WORK TO DO - What is the number of lines in these entries that contain "icon"? State it alone.

# Start of RECORDS FOR PROCESSING

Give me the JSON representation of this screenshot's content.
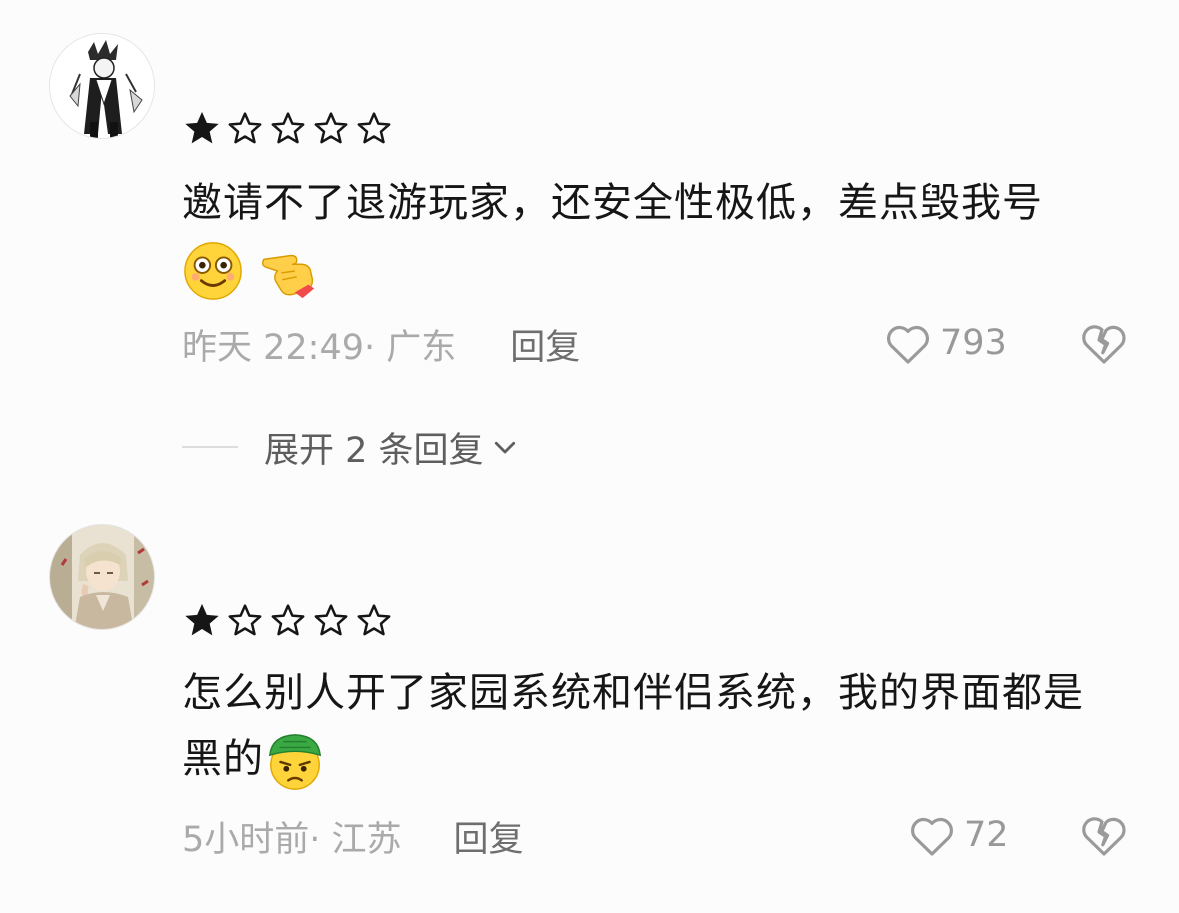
{
  "comments": [
    {
      "rating": 1,
      "rating_max": 5,
      "text": "邀请不了退游玩家，还安全性极低，差点毁我号",
      "emojis": [
        "smiling-face-icon",
        "pointing-hand-icon"
      ],
      "time": "昨天 22:49",
      "location": "· 广东",
      "reply_label": "回复",
      "likes": "793",
      "expand_label": "展开 2 条回复"
    },
    {
      "rating": 1,
      "rating_max": 5,
      "text": "怎么别人开了家园系统和伴侣系统，我的界面都是黑的",
      "emojis": [
        "green-hat-angry-face-icon"
      ],
      "time": "5小时前",
      "location": " · 江苏",
      "reply_label": "回复",
      "likes": "72"
    }
  ],
  "colors": {
    "text": "#161616",
    "meta": "#aaaaaa",
    "reply": "#6e6e6e",
    "icon": "#9a9a9a",
    "background": "#fcfcfc"
  }
}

# End of RECORDS FOR PROCESSING

WORKED ANSWER - 4